Task objective: Where a line holds the string "ALTER", return that line.

Records shown:
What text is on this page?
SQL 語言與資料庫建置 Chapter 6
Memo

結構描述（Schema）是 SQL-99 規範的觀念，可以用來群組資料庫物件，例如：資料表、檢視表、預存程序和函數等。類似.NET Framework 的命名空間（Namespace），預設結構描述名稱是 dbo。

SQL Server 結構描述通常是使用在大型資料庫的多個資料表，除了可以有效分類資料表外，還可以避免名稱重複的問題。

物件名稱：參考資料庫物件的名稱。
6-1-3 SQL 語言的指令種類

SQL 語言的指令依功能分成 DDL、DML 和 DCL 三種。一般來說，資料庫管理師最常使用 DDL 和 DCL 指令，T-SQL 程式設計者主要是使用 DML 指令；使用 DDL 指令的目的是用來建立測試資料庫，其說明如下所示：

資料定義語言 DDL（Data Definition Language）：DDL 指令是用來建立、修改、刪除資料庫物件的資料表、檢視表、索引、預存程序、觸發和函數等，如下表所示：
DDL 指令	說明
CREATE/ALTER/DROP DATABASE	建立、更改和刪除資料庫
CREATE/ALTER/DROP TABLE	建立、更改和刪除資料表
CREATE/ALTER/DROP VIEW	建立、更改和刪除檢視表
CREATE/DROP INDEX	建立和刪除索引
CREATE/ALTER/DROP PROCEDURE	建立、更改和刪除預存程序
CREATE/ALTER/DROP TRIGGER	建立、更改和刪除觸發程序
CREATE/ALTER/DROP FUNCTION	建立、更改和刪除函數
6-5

Exercise output:
CREATE/ALTER/DROP DATABASE	建立、更改和刪除資料庫
CREATE/ALTER/DROP TABLE	建立、更改和刪除資料表
CREATE/ALTER/DROP VIEW	建立、更改和刪除檢視表
CREATE/ALTER/DROP PROCEDURE	建立、更改和刪除預存程序
CREATE/ALTER/DROP TRIGGER	建立、更改和刪除觸發程序
CREATE/ALTER/DROP FUNCTION	建立、更改和刪除函數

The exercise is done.